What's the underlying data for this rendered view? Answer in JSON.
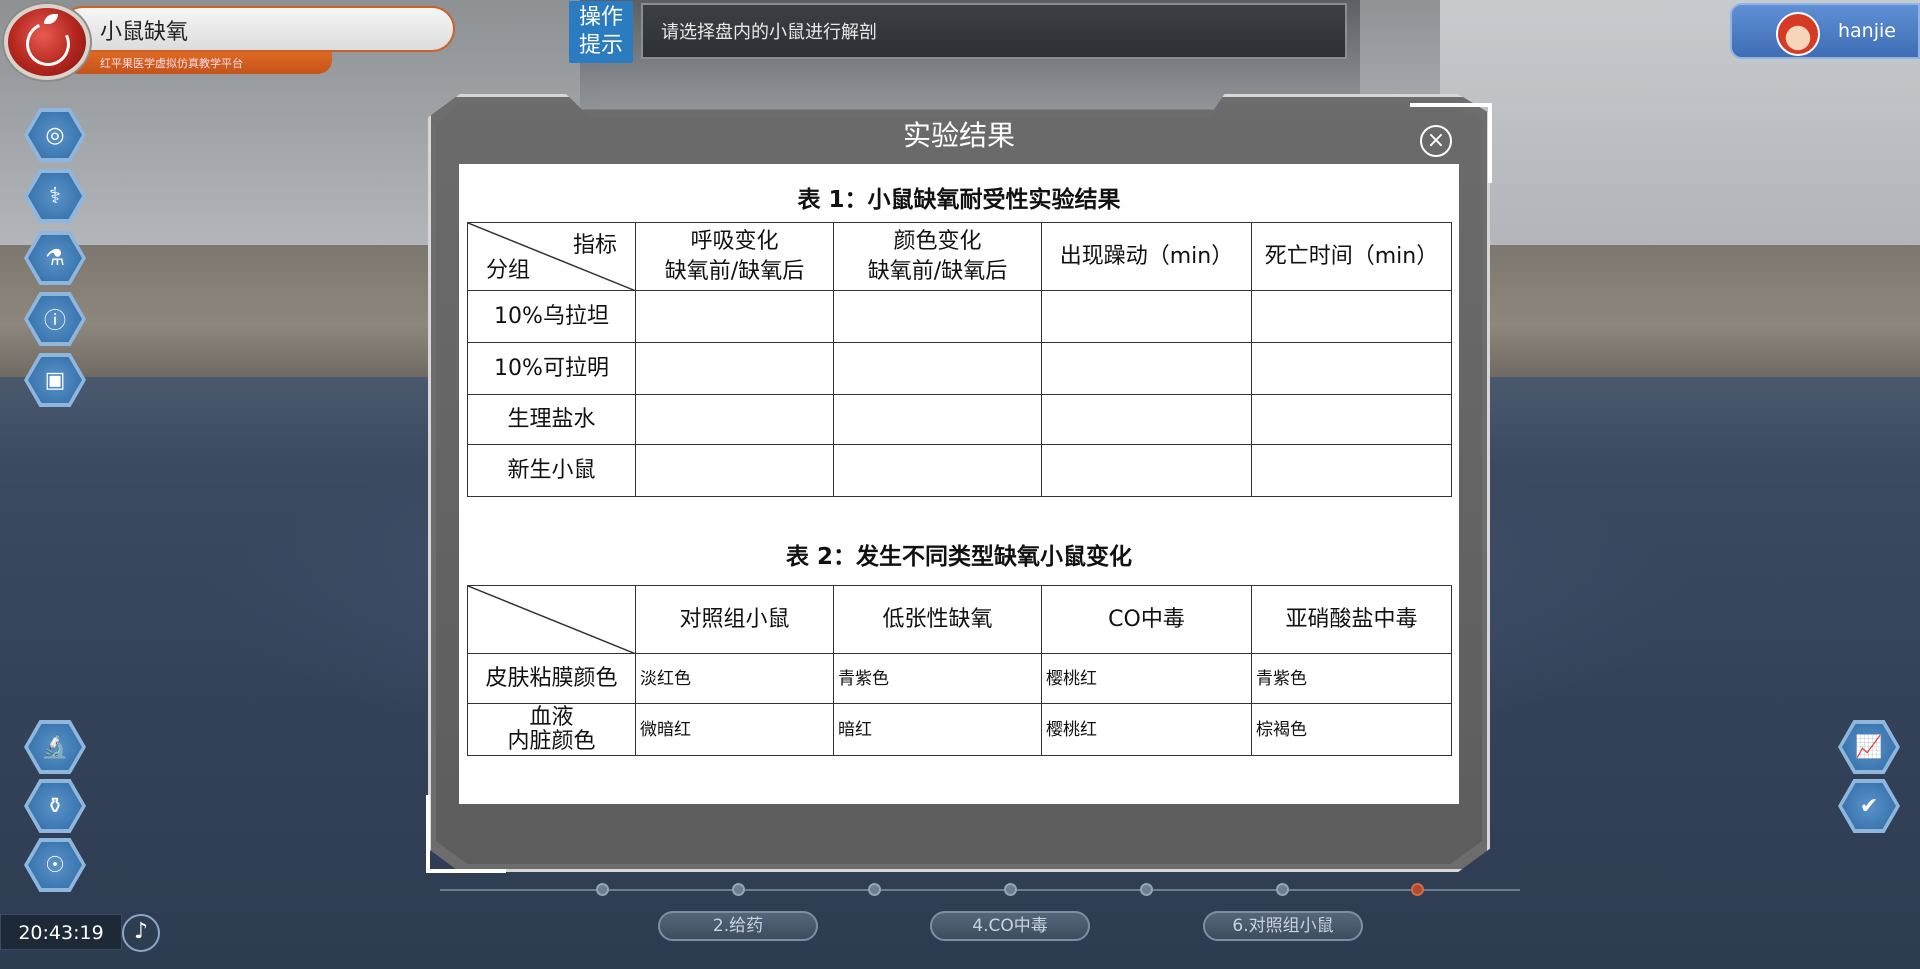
{
  "app": {
    "title": "小鼠缺氧",
    "subtitle": "红平果医学虚拟仿真教学平台"
  },
  "hint": {
    "badge_line1": "操作",
    "badge_line2": "提示",
    "text": "请选择盘内的小鼠进行解剖"
  },
  "user": {
    "name": "hanjie"
  },
  "clock": "20:43:19",
  "modal": {
    "title": "实验结果",
    "close_symbol": "×"
  },
  "table1": {
    "caption": "表 1：小鼠缺氧耐受性实验结果",
    "corner_top": "指标",
    "corner_bottom": "分组",
    "headers": [
      {
        "line1": "呼吸变化",
        "line2": "缺氧前/缺氧后"
      },
      {
        "line1": "颜色变化",
        "line2": "缺氧前/缺氧后"
      },
      {
        "line1": "出现躁动（min）",
        "line2": ""
      },
      {
        "line1": "死亡时间（min）",
        "line2": ""
      }
    ],
    "rows": [
      {
        "group": "10%乌拉坦",
        "cells": [
          "",
          "",
          "",
          ""
        ]
      },
      {
        "group": "10%可拉明",
        "cells": [
          "",
          "",
          "",
          ""
        ]
      },
      {
        "group": "生理盐水",
        "cells": [
          "",
          "",
          "",
          ""
        ]
      },
      {
        "group": "新生小鼠",
        "cells": [
          "",
          "",
          "",
          ""
        ]
      }
    ]
  },
  "table2": {
    "caption": "表 2：发生不同类型缺氧小鼠变化",
    "headers": [
      "对照组小鼠",
      "低张性缺氧",
      "CO中毒",
      "亚硝酸盐中毒"
    ],
    "rows": [
      {
        "label": "皮肤粘膜颜色",
        "label2": "",
        "cells": [
          "淡红色",
          "青紫色",
          "樱桃红",
          "青紫色"
        ]
      },
      {
        "label": "血液",
        "label2": "内脏颜色",
        "cells": [
          "微暗红",
          "暗红",
          "樱桃红",
          "棕褐色"
        ]
      }
    ]
  },
  "timeline": {
    "labels": [
      "2.给药",
      "4.CO中毒",
      "6.对照组小鼠"
    ],
    "active_step": 7,
    "step_count": 7
  },
  "left_icons": [
    "target-icon",
    "dna-icon",
    "flask-icon",
    "info-icon",
    "report-icon",
    "microscope-icon",
    "bottle-icon",
    "hand-care-icon"
  ],
  "right_icons": [
    "chart-icon",
    "clipboard-check-icon"
  ]
}
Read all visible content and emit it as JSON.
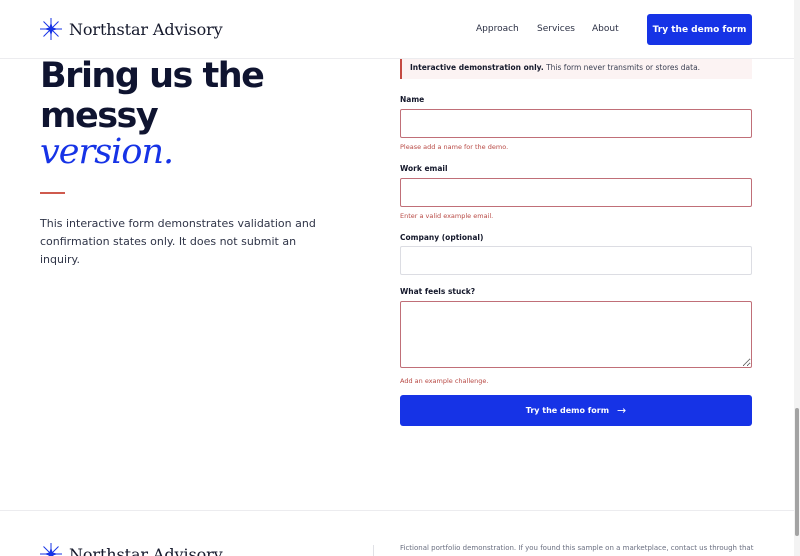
{
  "brand": {
    "name": "Northstar Advisory",
    "icon": "compass-star-icon",
    "accent": "#1633e6"
  },
  "nav": {
    "links": [
      "Approach",
      "Services",
      "About"
    ],
    "cta_label": "Try the demo form"
  },
  "hero": {
    "line1": "Bring us the",
    "line2": "messy",
    "line3": "version.",
    "intro": "This interactive form demonstrates validation and confirmation states only. It does not submit an inquiry."
  },
  "form": {
    "notice_bold": "Interactive demonstration only.",
    "notice_rest": " This form never transmits or stores data.",
    "name": {
      "label": "Name",
      "value": "",
      "error": "Please add a name for the demo."
    },
    "email": {
      "label": "Work email",
      "value": "",
      "error": "Enter a valid example email."
    },
    "company": {
      "label": "Company (optional)",
      "value": ""
    },
    "stuck": {
      "label": "What feels stuck?",
      "value": "",
      "error": "Add an example challenge."
    },
    "submit_label": "Try the demo form",
    "submit_icon": "arrow-right-icon"
  },
  "footer": {
    "brand_name": "Northstar Advisory",
    "text": "Fictional portfolio demonstration. If you found this sample on a marketplace, contact us through that"
  },
  "colors": {
    "error": "#b84a45",
    "error_border": "#c06f78",
    "notice_bg": "#fcf3f3",
    "rule": "#cf5a4e"
  }
}
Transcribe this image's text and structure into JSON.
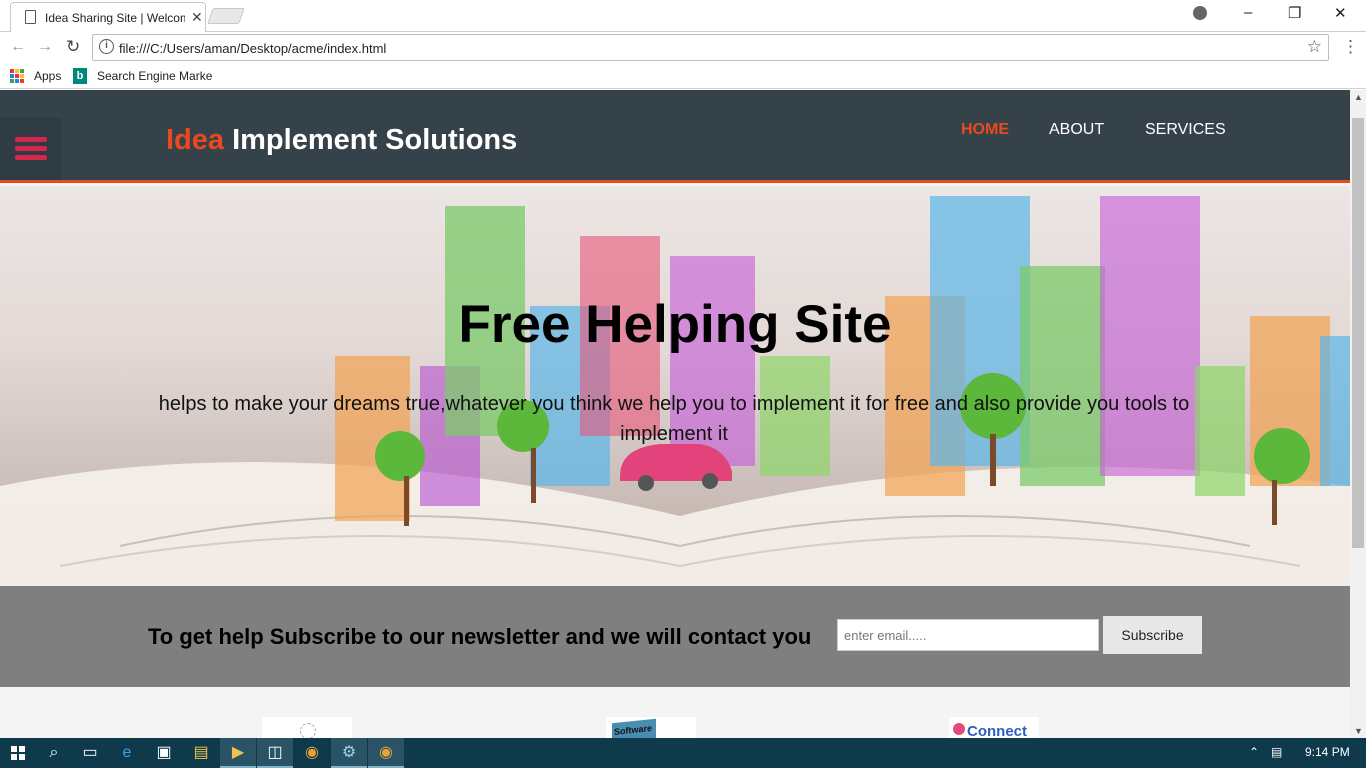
{
  "browser": {
    "tab_title": "Idea Sharing Site | Welcome",
    "tab_close": "✕",
    "url": "file:///C:/Users/aman/Desktop/acme/index.html",
    "bookmarks": [
      {
        "label": "Apps",
        "icon": "apps-grid-icon"
      },
      {
        "label": "Search Engine Marke",
        "icon": "bing-icon"
      }
    ],
    "window_controls": [
      "–",
      "❐",
      "✕"
    ]
  },
  "site": {
    "logo_highlight": "Idea",
    "logo_rest": " Implement Solutions",
    "nav": [
      {
        "label": "HOME",
        "active": true
      },
      {
        "label": "ABOUT",
        "active": false
      },
      {
        "label": "SERVICES",
        "active": false
      }
    ],
    "hero": {
      "title": "Free Helping Site",
      "subtitle": "helps to make your dreams true,whatever you think we help you to implement it for free and also provide you tools to implement it"
    },
    "newsletter": {
      "heading": "To get help Subscribe to our newsletter and we will contact you",
      "email_placeholder": "enter email.....",
      "button_label": "Subscribe"
    },
    "boxes": [
      {
        "label": "",
        "icon": "bulb-icon"
      },
      {
        "label": "Software",
        "icon": "software-box-icon"
      },
      {
        "label": "Connect",
        "icon": "connect-icon"
      }
    ],
    "colors": {
      "header_bg": "#35424a",
      "accent": "#e8491d",
      "hamburger": "#d6264b",
      "newsletter_bg": "#7f7f7f"
    }
  },
  "taskbar": {
    "time": "9:14 PM"
  }
}
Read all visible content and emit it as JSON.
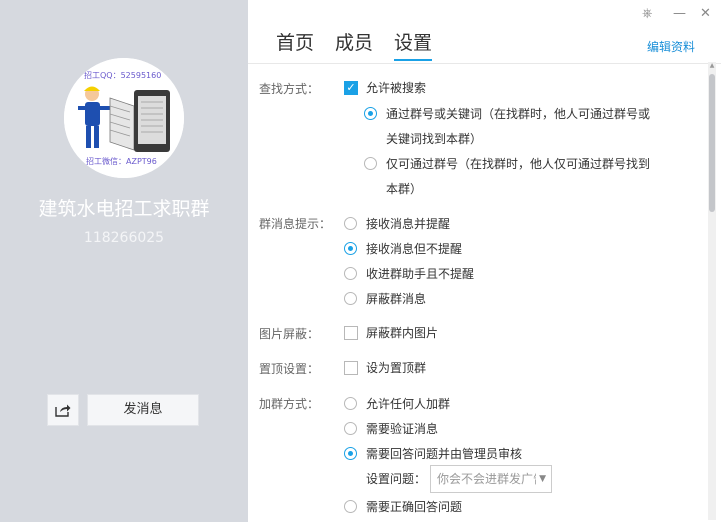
{
  "sidebar": {
    "group_name": "建筑水电招工求职群",
    "group_id": "118266025",
    "avatar_text_top": "招工QQ：52595160",
    "avatar_text_bottom": "招工微信：AZPT96",
    "send_label": "发消息"
  },
  "window": {
    "skin": "⎈",
    "minimize": "—",
    "close": "✕"
  },
  "tabs": [
    {
      "label": "首页"
    },
    {
      "label": "成员"
    },
    {
      "label": "设置"
    }
  ],
  "edit_link": "编辑资料",
  "settings": {
    "search": {
      "label": "查找方式：",
      "allow": "允许被搜索",
      "opt1_line1": "通过群号或关键词（在找群时，他人可通过群号或",
      "opt1_line2": "关键词找到本群）",
      "opt2_line1": "仅可通过群号（在找群时，他人仅可通过群号找到",
      "opt2_line2": "本群）"
    },
    "notify": {
      "label": "群消息提示：",
      "options": [
        "接收消息并提醒",
        "接收消息但不提醒",
        "收进群助手且不提醒",
        "屏蔽群消息"
      ]
    },
    "image": {
      "label": "图片屏蔽：",
      "option": "屏蔽群内图片"
    },
    "pin": {
      "label": "置顶设置：",
      "option": "设为置顶群"
    },
    "join": {
      "label": "加群方式：",
      "options": [
        "允许任何人加群",
        "需要验证消息",
        "需要回答问题并由管理员审核"
      ],
      "question_label": "设置问题：",
      "question_value": "你会不会进群发广告",
      "last_option": "需要正确回答问题"
    }
  },
  "colors": {
    "accent": "#1aa1e6",
    "sidebar_bg": "#d6d9df"
  }
}
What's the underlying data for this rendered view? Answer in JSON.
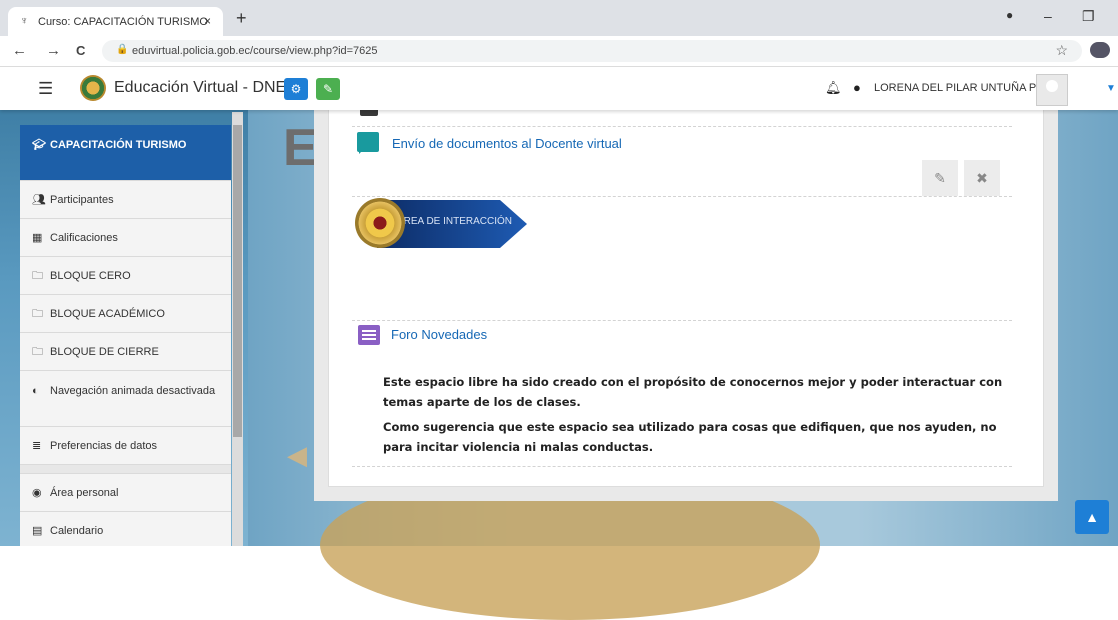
{
  "browser": {
    "tab_title": "Curso: CAPACITACIÓN TURISMO",
    "tab_close": "×",
    "new_tab": "+",
    "url": "eduvirtual.policia.gob.ec/course/view.php?id=7625",
    "back": "←",
    "forward": "→",
    "reload": "C",
    "star": "☆",
    "minimize": "–",
    "restore": "❐"
  },
  "navbar": {
    "brand": "Educación Virtual - DNE",
    "user_name": "LORENA DEL PILAR UNTUÑA PUMA",
    "menu_icon": "☰"
  },
  "sidebar": {
    "course": "CAPACITACIÓN TURISMO",
    "items": [
      {
        "label": "Participantes",
        "icon": "users-icon"
      },
      {
        "label": "Calificaciones",
        "icon": "table-icon"
      },
      {
        "label": "BLOQUE CERO",
        "icon": "folder-icon"
      },
      {
        "label": "BLOQUE ACADÉMICO",
        "icon": "folder-icon"
      },
      {
        "label": "BLOQUE DE CIERRE",
        "icon": "folder-icon"
      },
      {
        "label": "Navegación animada desactivada",
        "icon": "toggle-icon"
      },
      {
        "label": "Preferencias de datos",
        "icon": "database-icon"
      }
    ],
    "items2": [
      {
        "label": "Área personal",
        "icon": "dashboard-icon"
      },
      {
        "label": "Calendario",
        "icon": "calendar-icon"
      }
    ]
  },
  "main": {
    "bg_letter": "E",
    "activity1": "Envío de documentos al Docente virtual",
    "banner_text": "ÁREA DE INTERACCIÓN",
    "activity2": "Foro Novedades",
    "paragraph1": "Este espacio libre ha sido creado con el propósito de conocernos mejor y poder interactuar con temas aparte de los de clases.",
    "paragraph2": "Como sugerencia que este espacio sea utilizado para cosas que edifiquen, que nos ayuden, no para incitar violencia ni malas conductas."
  },
  "colors": {
    "primary": "#1d5fa8",
    "link": "#1668b5",
    "chat_icon": "#199a9e",
    "forum_icon": "#8a5fc4"
  }
}
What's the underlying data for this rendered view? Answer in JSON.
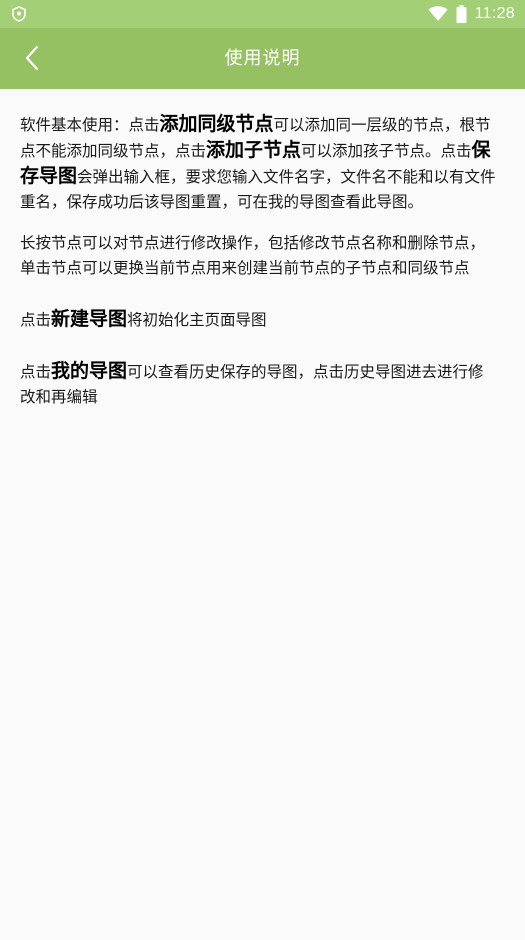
{
  "status_bar": {
    "time": "11:28",
    "icons": [
      "shield-icon",
      "wifi-icon",
      "battery-icon"
    ]
  },
  "app_bar": {
    "title": "使用说明",
    "back_icon": "chevron-left-icon"
  },
  "colors": {
    "status_bar": "#a3cf76",
    "app_bar": "#96c162",
    "background": "#fafafa",
    "text": "#1a1a1a"
  },
  "content": {
    "p1": {
      "t1": "软件基本使用：点击",
      "b1": "添加同级节点",
      "t2": "可以添加同一层级的节点，根节点不能添加同级节点，点击",
      "b2": "添加子节点",
      "t3": "可以添加孩子节点。点击",
      "b3": "保存导图",
      "t4": "会弹出输入框，要求您输入文件名字，文件名不能和以有文件重名，保存成功后该导图重置，可在我的导图查看此导图。"
    },
    "p2": {
      "t1": "长按节点可以对节点进行修改操作，包括修改节点名称和删除节点，单击节点可以更换当前节点用来创建当前节点的子节点和同级节点"
    },
    "p3": {
      "t1": "点击",
      "b1": "新建导图",
      "t2": "将初始化主页面导图"
    },
    "p4": {
      "t1": "点击",
      "b1": "我的导图",
      "t2": "可以查看历史保存的导图，点击历史导图进去进行修改和再编辑"
    }
  }
}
● ● ●
#### Exercise prompt:
From the records, copy every line that has the string "email" in it.

#### Response to the task:
    "email": {
      "label": "Work email",
      "error": "Enter a valid example email."
      "email_placeholder": "enter email.....",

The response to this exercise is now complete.